| SHORT EXERCISE |
Search the material for the string "hotspots", then return every line where it is found.

| TASK INPUT |
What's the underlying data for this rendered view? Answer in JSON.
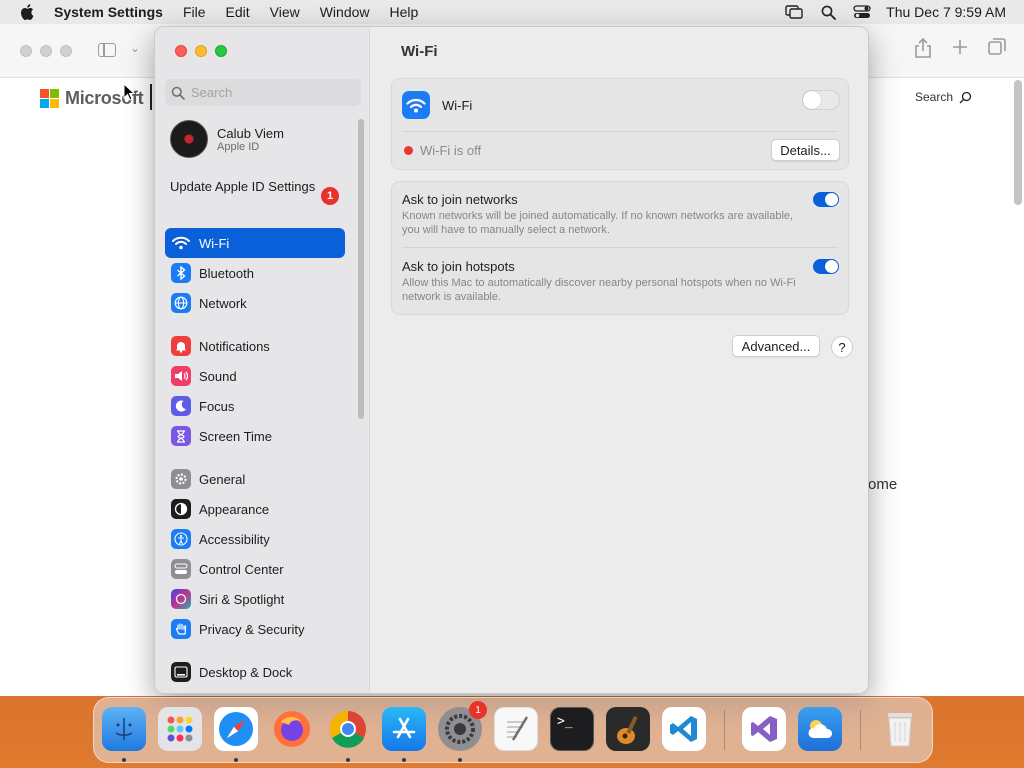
{
  "menubar": {
    "app_name": "System Settings",
    "menus": [
      "File",
      "Edit",
      "View",
      "Window",
      "Help"
    ],
    "clock": "Thu Dec 7  9:59 AM"
  },
  "browser": {
    "brand": "Microsoft",
    "search_label": "Search",
    "partial_text": "ome"
  },
  "sidebar": {
    "search_placeholder": "Search",
    "user_name": "Calub Viem",
    "user_sub": "Apple ID",
    "update_label": "Update Apple ID Settings",
    "update_badge": "1",
    "items": [
      {
        "label": "Wi-Fi",
        "icon": "wifi-icon",
        "color": "#1c7cf4"
      },
      {
        "label": "Bluetooth",
        "icon": "bluetooth-icon",
        "color": "#1c7cf4"
      },
      {
        "label": "Network",
        "icon": "globe-icon",
        "color": "#1c7cf4"
      },
      {
        "label": "Notifications",
        "icon": "bell-icon",
        "color": "#ef3e3e"
      },
      {
        "label": "Sound",
        "icon": "speaker-icon",
        "color": "#ef3e6a"
      },
      {
        "label": "Focus",
        "icon": "moon-icon",
        "color": "#5e5ce6"
      },
      {
        "label": "Screen Time",
        "icon": "hourglass-icon",
        "color": "#7a58e6"
      },
      {
        "label": "General",
        "icon": "gear-icon",
        "color": "#8e8e93"
      },
      {
        "label": "Appearance",
        "icon": "appearance-icon",
        "color": "#1d1d1f"
      },
      {
        "label": "Accessibility",
        "icon": "accessibility-icon",
        "color": "#1c7cf4"
      },
      {
        "label": "Control Center",
        "icon": "control-center-icon",
        "color": "#8e8e93"
      },
      {
        "label": "Siri & Spotlight",
        "icon": "siri-icon",
        "color": "#b0358f"
      },
      {
        "label": "Privacy & Security",
        "icon": "hand-icon",
        "color": "#1c7cf4"
      },
      {
        "label": "Desktop & Dock",
        "icon": "dock-icon",
        "color": "#1d1d1f"
      }
    ]
  },
  "content": {
    "title": "Wi-Fi",
    "wifi_label": "Wi-Fi",
    "wifi_status": "Wi-Fi is off",
    "details_button": "Details...",
    "ask_networks_title": "Ask to join networks",
    "ask_networks_desc": "Known networks will be joined automatically. If no known networks are available, you will have to manually select a network.",
    "ask_hotspots_title": "Ask to join hotspots",
    "ask_hotspots_desc": "Allow this Mac to automatically discover nearby personal hotspots when no Wi-Fi network is available.",
    "advanced_button": "Advanced...",
    "help_button": "?"
  },
  "dock": {
    "apps": [
      "Finder",
      "Launchpad",
      "Safari",
      "Firefox",
      "Chrome",
      "App Store",
      "System Settings",
      "TextEdit",
      "Terminal",
      "GarageBand",
      "VS Code",
      "Visual Studio",
      "Weather",
      "Trash"
    ],
    "settings_badge": "1"
  }
}
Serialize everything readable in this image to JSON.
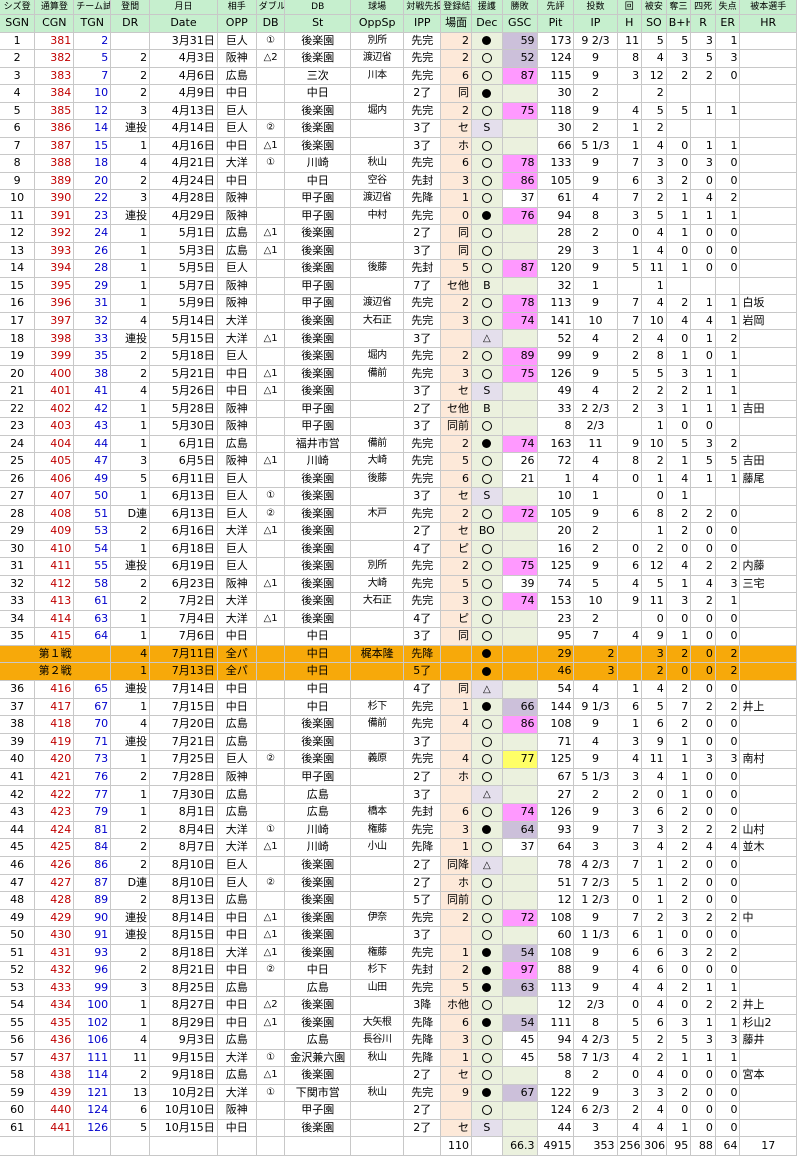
{
  "headers_jp": [
    "シズ登",
    "通算登",
    "チーム試",
    "登間",
    "月日",
    "相手",
    "ダブル",
    "DB",
    "球場",
    "対戦先投",
    "登録結果",
    "援護",
    "勝敗",
    "先評",
    "投数",
    "回",
    "被安",
    "奪三",
    "四死",
    "失点",
    "自責",
    "被本選手"
  ],
  "headers_en": [
    "SGN",
    "CGN",
    "TGN",
    "DR",
    "Date",
    "OPP",
    "DB",
    "St",
    "OppSp",
    "IPP",
    "場面",
    "Dec",
    "GSC",
    "Pit",
    "IP",
    "H",
    "SO",
    "B+H",
    "R",
    "ER",
    "HR"
  ],
  "rows": [
    [
      "1",
      "381",
      "2",
      "",
      "3月31日",
      "巨人",
      "①",
      "後楽園",
      "別所",
      "先完",
      "2",
      "W",
      "59",
      "173",
      "9 2/3",
      "11",
      "5",
      "5",
      "3",
      "1",
      ""
    ],
    [
      "2",
      "382",
      "5",
      "2",
      "4月3日",
      "阪神",
      "△2",
      "後楽園",
      "渡辺省",
      "先完",
      "2",
      "L",
      "52",
      "124",
      "9",
      "8",
      "4",
      "3",
      "5",
      "3",
      ""
    ],
    [
      "3",
      "383",
      "7",
      "2",
      "4月6日",
      "広島",
      "",
      "三次",
      "川本",
      "先完",
      "6",
      "L",
      "87",
      "115",
      "9",
      "3",
      "12",
      "2",
      "2",
      "0",
      ""
    ],
    [
      "4",
      "384",
      "10",
      "2",
      "4月9日",
      "中日",
      "",
      "中日",
      "",
      "2了",
      "同",
      "W",
      "",
      "30",
      "2",
      "",
      "2",
      "",
      "",
      "",
      ""
    ],
    [
      "5",
      "385",
      "12",
      "3",
      "4月13日",
      "巨人",
      "",
      "後楽園",
      "堀内",
      "先完",
      "2",
      "L",
      "75",
      "118",
      "9",
      "4",
      "5",
      "5",
      "1",
      "1",
      ""
    ],
    [
      "6",
      "386",
      "14",
      "連投",
      "4月14日",
      "巨人",
      "②",
      "後楽園",
      "",
      "3了",
      "セ",
      "S",
      "",
      "30",
      "2",
      "1",
      "2",
      "",
      "",
      "",
      ""
    ],
    [
      "7",
      "387",
      "15",
      "1",
      "4月16日",
      "中日",
      "△1",
      "後楽園",
      "",
      "3了",
      "ホ",
      "L",
      "",
      "66",
      "5 1/3",
      "1",
      "4",
      "0",
      "1",
      "1",
      ""
    ],
    [
      "8",
      "388",
      "18",
      "4",
      "4月21日",
      "大洋",
      "①",
      "川崎",
      "秋山",
      "先完",
      "6",
      "L",
      "78",
      "133",
      "9",
      "7",
      "3",
      "0",
      "3",
      "0",
      ""
    ],
    [
      "9",
      "389",
      "20",
      "2",
      "4月24日",
      "中日",
      "",
      "中日",
      "空谷",
      "先封",
      "3",
      "L",
      "86",
      "105",
      "9",
      "6",
      "3",
      "2",
      "0",
      "0",
      ""
    ],
    [
      "10",
      "390",
      "22",
      "3",
      "4月28日",
      "阪神",
      "",
      "甲子園",
      "渡辺省",
      "先降",
      "1",
      "L",
      "37",
      "61",
      "4",
      "7",
      "2",
      "1",
      "4",
      "2",
      ""
    ],
    [
      "11",
      "391",
      "23",
      "連投",
      "4月29日",
      "阪神",
      "",
      "甲子園",
      "中村",
      "先完",
      "0",
      "W",
      "76",
      "94",
      "8",
      "3",
      "5",
      "1",
      "1",
      "1",
      ""
    ],
    [
      "12",
      "392",
      "24",
      "1",
      "5月1日",
      "広島",
      "△1",
      "後楽園",
      "",
      "2了",
      "同",
      "L",
      "",
      "28",
      "2",
      "0",
      "4",
      "1",
      "0",
      "0",
      ""
    ],
    [
      "13",
      "393",
      "26",
      "1",
      "5月3日",
      "広島",
      "△1",
      "後楽園",
      "",
      "3了",
      "同",
      "L",
      "",
      "29",
      "3",
      "1",
      "4",
      "0",
      "0",
      "0",
      ""
    ],
    [
      "14",
      "394",
      "28",
      "1",
      "5月5日",
      "巨人",
      "",
      "後楽園",
      "後藤",
      "先封",
      "5",
      "L",
      "87",
      "120",
      "9",
      "5",
      "11",
      "1",
      "0",
      "0",
      ""
    ],
    [
      "15",
      "395",
      "29",
      "1",
      "5月7日",
      "阪神",
      "",
      "甲子園",
      "",
      "7了",
      "セ他",
      "B",
      "",
      "32",
      "1",
      "",
      "1",
      "",
      "",
      "",
      ""
    ],
    [
      "16",
      "396",
      "31",
      "1",
      "5月9日",
      "阪神",
      "",
      "甲子園",
      "渡辺省",
      "先完",
      "2",
      "L",
      "78",
      "113",
      "9",
      "7",
      "4",
      "2",
      "1",
      "1",
      "白坂"
    ],
    [
      "17",
      "397",
      "32",
      "4",
      "5月14日",
      "大洋",
      "",
      "後楽園",
      "大石正",
      "先完",
      "3",
      "L",
      "74",
      "141",
      "10",
      "7",
      "10",
      "4",
      "4",
      "1",
      "岩岡"
    ],
    [
      "18",
      "398",
      "33",
      "連投",
      "5月15日",
      "大洋",
      "△1",
      "後楽園",
      "",
      "3了",
      "",
      "T",
      "",
      "52",
      "4",
      "2",
      "4",
      "0",
      "1",
      "2",
      ""
    ],
    [
      "19",
      "399",
      "35",
      "2",
      "5月18日",
      "巨人",
      "",
      "後楽園",
      "堀内",
      "先完",
      "2",
      "L",
      "89",
      "99",
      "9",
      "2",
      "8",
      "1",
      "0",
      "1",
      ""
    ],
    [
      "20",
      "400",
      "38",
      "2",
      "5月21日",
      "中日",
      "△1",
      "後楽園",
      "備前",
      "先完",
      "3",
      "L",
      "75",
      "126",
      "9",
      "5",
      "5",
      "3",
      "1",
      "1",
      ""
    ],
    [
      "21",
      "401",
      "41",
      "4",
      "5月26日",
      "中日",
      "△1",
      "後楽園",
      "",
      "3了",
      "セ",
      "S",
      "",
      "49",
      "4",
      "2",
      "2",
      "2",
      "1",
      "1",
      ""
    ],
    [
      "22",
      "402",
      "42",
      "1",
      "5月28日",
      "阪神",
      "",
      "甲子園",
      "",
      "2了",
      "セ他",
      "B",
      "",
      "33",
      "2 2/3",
      "2",
      "3",
      "1",
      "1",
      "1",
      "吉田"
    ],
    [
      "23",
      "403",
      "43",
      "1",
      "5月30日",
      "阪神",
      "",
      "甲子園",
      "",
      "3了",
      "同前",
      "L",
      "",
      "8",
      "2/3",
      "",
      "1",
      "0",
      "0",
      "",
      ""
    ],
    [
      "24",
      "404",
      "44",
      "1",
      "6月1日",
      "広島",
      "",
      "福井市営",
      "備前",
      "先完",
      "2",
      "W",
      "74",
      "163",
      "11",
      "9",
      "10",
      "5",
      "3",
      "2",
      ""
    ],
    [
      "25",
      "405",
      "47",
      "3",
      "6月5日",
      "阪神",
      "△1",
      "川崎",
      "大崎",
      "先完",
      "5",
      "L",
      "26",
      "72",
      "4",
      "8",
      "2",
      "1",
      "5",
      "5",
      "吉田"
    ],
    [
      "26",
      "406",
      "49",
      "5",
      "6月11日",
      "巨人",
      "",
      "後楽園",
      "後藤",
      "先完",
      "6",
      "L",
      "21",
      "1",
      "4",
      "0",
      "1",
      "4",
      "1",
      "1",
      "藤尾"
    ],
    [
      "27",
      "407",
      "50",
      "1",
      "6月13日",
      "巨人",
      "①",
      "後楽園",
      "",
      "3了",
      "セ",
      "S",
      "",
      "10",
      "1",
      "",
      "0",
      "1",
      "",
      "",
      ""
    ],
    [
      "28",
      "408",
      "51",
      "D連",
      "6月13日",
      "巨人",
      "②",
      "後楽園",
      "木戸",
      "先完",
      "2",
      "L",
      "72",
      "105",
      "9",
      "6",
      "8",
      "2",
      "2",
      "0",
      ""
    ],
    [
      "29",
      "409",
      "53",
      "2",
      "6月16日",
      "大洋",
      "△1",
      "後楽園",
      "",
      "2了",
      "セ",
      "BO",
      "",
      "20",
      "2",
      "",
      "1",
      "2",
      "0",
      "0",
      ""
    ],
    [
      "30",
      "410",
      "54",
      "1",
      "6月18日",
      "巨人",
      "",
      "後楽園",
      "",
      "4了",
      "ピ",
      "L",
      "",
      "16",
      "2",
      "0",
      "2",
      "0",
      "0",
      "0",
      ""
    ],
    [
      "31",
      "411",
      "55",
      "連投",
      "6月19日",
      "巨人",
      "",
      "後楽園",
      "別所",
      "先完",
      "2",
      "L",
      "75",
      "125",
      "9",
      "6",
      "12",
      "4",
      "2",
      "2",
      "内藤"
    ],
    [
      "32",
      "412",
      "58",
      "2",
      "6月23日",
      "阪神",
      "△1",
      "後楽園",
      "大崎",
      "先完",
      "5",
      "L",
      "39",
      "74",
      "5",
      "4",
      "5",
      "1",
      "4",
      "3",
      "三宅"
    ],
    [
      "33",
      "413",
      "61",
      "2",
      "7月2日",
      "大洋",
      "",
      "後楽園",
      "大石正",
      "先完",
      "3",
      "L",
      "74",
      "153",
      "10",
      "9",
      "11",
      "3",
      "2",
      "1",
      ""
    ],
    [
      "34",
      "414",
      "63",
      "1",
      "7月4日",
      "大洋",
      "△1",
      "後楽園",
      "",
      "4了",
      "ピ",
      "L",
      "",
      "23",
      "2",
      "",
      "0",
      "0",
      "0",
      "0",
      ""
    ],
    [
      "35",
      "415",
      "64",
      "1",
      "7月6日",
      "中日",
      "",
      "中日",
      "",
      "3了",
      "同",
      "L",
      "",
      "95",
      "7",
      "4",
      "9",
      "1",
      "0",
      "0",
      ""
    ]
  ],
  "allstar": [
    [
      "第１戦",
      "4",
      "7月11日",
      "全パ",
      "中日",
      "梶本隆",
      "先降",
      "",
      "W",
      "",
      "29",
      "2",
      "",
      "3",
      "2",
      "0",
      "2",
      ""
    ],
    [
      "第２戦",
      "1",
      "7月13日",
      "全パ",
      "中日",
      "",
      "5了",
      "",
      "W",
      "",
      "46",
      "3",
      "",
      "2",
      "0",
      "0",
      "2",
      ""
    ]
  ],
  "rows2": [
    [
      "36",
      "416",
      "65",
      "連投",
      "7月14日",
      "中日",
      "",
      "中日",
      "",
      "4了",
      "同",
      "T",
      "",
      "54",
      "4",
      "1",
      "4",
      "2",
      "0",
      "0",
      ""
    ],
    [
      "37",
      "417",
      "67",
      "1",
      "7月15日",
      "中日",
      "",
      "中日",
      "杉下",
      "先完",
      "1",
      "W",
      "66",
      "144",
      "9 1/3",
      "6",
      "5",
      "7",
      "2",
      "2",
      "井上"
    ],
    [
      "38",
      "418",
      "70",
      "4",
      "7月20日",
      "広島",
      "",
      "後楽園",
      "備前",
      "先完",
      "4",
      "L",
      "86",
      "108",
      "9",
      "1",
      "6",
      "2",
      "0",
      "0",
      ""
    ],
    [
      "39",
      "419",
      "71",
      "連投",
      "7月21日",
      "広島",
      "",
      "後楽園",
      "",
      "3了",
      "",
      "L",
      "",
      "71",
      "4",
      "3",
      "9",
      "1",
      "0",
      "0",
      ""
    ],
    [
      "40",
      "420",
      "73",
      "1",
      "7月25日",
      "巨人",
      "②",
      "後楽園",
      "義原",
      "先完",
      "4",
      "L",
      "77",
      "125",
      "9",
      "4",
      "11",
      "1",
      "3",
      "3",
      "南村"
    ],
    [
      "41",
      "421",
      "76",
      "2",
      "7月28日",
      "阪神",
      "",
      "甲子園",
      "",
      "2了",
      "ホ",
      "L",
      "",
      "67",
      "5 1/3",
      "3",
      "4",
      "1",
      "0",
      "0",
      ""
    ],
    [
      "42",
      "422",
      "77",
      "1",
      "7月30日",
      "広島",
      "",
      "広島",
      "",
      "3了",
      "",
      "T",
      "",
      "27",
      "2",
      "2",
      "0",
      "1",
      "0",
      "0",
      ""
    ],
    [
      "43",
      "423",
      "79",
      "1",
      "8月1日",
      "広島",
      "",
      "広島",
      "橋本",
      "先封",
      "6",
      "L",
      "74",
      "126",
      "9",
      "3",
      "6",
      "2",
      "0",
      "0",
      ""
    ],
    [
      "44",
      "424",
      "81",
      "2",
      "8月4日",
      "大洋",
      "①",
      "川崎",
      "権藤",
      "先完",
      "3",
      "W",
      "64",
      "93",
      "9",
      "7",
      "3",
      "2",
      "2",
      "2",
      "山村"
    ],
    [
      "45",
      "425",
      "84",
      "2",
      "8月7日",
      "大洋",
      "△1",
      "川崎",
      "小山",
      "先降",
      "1",
      "L",
      "37",
      "64",
      "3",
      "3",
      "4",
      "2",
      "4",
      "4",
      "並木"
    ],
    [
      "46",
      "426",
      "86",
      "2",
      "8月10日",
      "巨人",
      "",
      "後楽園",
      "",
      "2了",
      "同降",
      "T",
      "",
      "78",
      "4 2/3",
      "7",
      "1",
      "2",
      "0",
      "0",
      ""
    ],
    [
      "47",
      "427",
      "87",
      "D連",
      "8月10日",
      "巨人",
      "②",
      "後楽園",
      "",
      "2了",
      "ホ",
      "L",
      "",
      "51",
      "7 2/3",
      "5",
      "1",
      "2",
      "0",
      "0",
      ""
    ],
    [
      "48",
      "428",
      "89",
      "2",
      "8月13日",
      "広島",
      "",
      "後楽園",
      "",
      "5了",
      "同前",
      "L",
      "",
      "12",
      "1 2/3",
      "0",
      "1",
      "2",
      "0",
      "0",
      ""
    ],
    [
      "49",
      "429",
      "90",
      "連投",
      "8月14日",
      "中日",
      "△1",
      "後楽園",
      "伊奈",
      "先完",
      "2",
      "L",
      "72",
      "108",
      "9",
      "7",
      "2",
      "3",
      "2",
      "2",
      "中"
    ],
    [
      "50",
      "430",
      "91",
      "連投",
      "8月15日",
      "中日",
      "△1",
      "後楽園",
      "",
      "3了",
      "",
      "L",
      "",
      "60",
      "1 1/3",
      "6",
      "1",
      "0",
      "0",
      "0",
      ""
    ],
    [
      "51",
      "431",
      "93",
      "2",
      "8月18日",
      "大洋",
      "△1",
      "後楽園",
      "権藤",
      "先完",
      "1",
      "W",
      "54",
      "108",
      "9",
      "6",
      "6",
      "3",
      "2",
      "2",
      ""
    ],
    [
      "52",
      "432",
      "96",
      "2",
      "8月21日",
      "中日",
      "②",
      "中日",
      "杉下",
      "先封",
      "2",
      "W",
      "97",
      "88",
      "9",
      "4",
      "6",
      "0",
      "0",
      "0",
      ""
    ],
    [
      "53",
      "433",
      "99",
      "3",
      "8月25日",
      "広島",
      "",
      "広島",
      "山田",
      "先完",
      "5",
      "W",
      "63",
      "113",
      "9",
      "4",
      "4",
      "2",
      "1",
      "1",
      ""
    ],
    [
      "54",
      "434",
      "100",
      "1",
      "8月27日",
      "中日",
      "△2",
      "後楽園",
      "",
      "3降",
      "ホ他",
      "L",
      "",
      "12",
      "2/3",
      "0",
      "4",
      "0",
      "2",
      "2",
      "井上"
    ],
    [
      "55",
      "435",
      "102",
      "1",
      "8月29日",
      "中日",
      "△1",
      "後楽園",
      "大矢根",
      "先降",
      "6",
      "W",
      "54",
      "111",
      "8",
      "5",
      "6",
      "3",
      "1",
      "1",
      "杉山2"
    ],
    [
      "56",
      "436",
      "106",
      "4",
      "9月3日",
      "広島",
      "",
      "広島",
      "長谷川",
      "先降",
      "3",
      "L",
      "45",
      "94",
      "4 2/3",
      "5",
      "2",
      "5",
      "3",
      "3",
      "藤井"
    ],
    [
      "57",
      "437",
      "111",
      "11",
      "9月15日",
      "大洋",
      "①",
      "金沢兼六園",
      "秋山",
      "先降",
      "1",
      "L",
      "45",
      "58",
      "7 1/3",
      "4",
      "2",
      "1",
      "1",
      "1",
      ""
    ],
    [
      "58",
      "438",
      "114",
      "2",
      "9月18日",
      "広島",
      "△1",
      "後楽園",
      "",
      "2了",
      "セ",
      "L",
      "",
      "8",
      "2",
      "0",
      "4",
      "0",
      "0",
      "0",
      "宮本"
    ],
    [
      "59",
      "439",
      "121",
      "13",
      "10月2日",
      "大洋",
      "①",
      "下関市営",
      "秋山",
      "先完",
      "9",
      "W",
      "67",
      "122",
      "9",
      "3",
      "3",
      "2",
      "0",
      "0",
      ""
    ],
    [
      "60",
      "440",
      "124",
      "6",
      "10月10日",
      "阪神",
      "",
      "甲子園",
      "",
      "2了",
      "",
      "L",
      "",
      "124",
      "6 2/3",
      "2",
      "4",
      "0",
      "0",
      "0",
      ""
    ],
    [
      "61",
      "441",
      "126",
      "5",
      "10月15日",
      "中日",
      "",
      "後楽園",
      "",
      "2了",
      "セ",
      "S",
      "",
      "44",
      "3",
      "4",
      "4",
      "1",
      "0",
      "0",
      ""
    ]
  ],
  "totals": [
    "110",
    "66.3",
    "4915",
    "353",
    "256",
    "306",
    "95",
    "88",
    "64",
    "17"
  ]
}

| SOLUTION TO THIS TASK |
    "ask_hotspots_title": "Ask to join hotspots",
    "ask_hotspots_desc": "Allow this Mac to automatically discover nearby personal hotspots when no Wi-Fi network is available.",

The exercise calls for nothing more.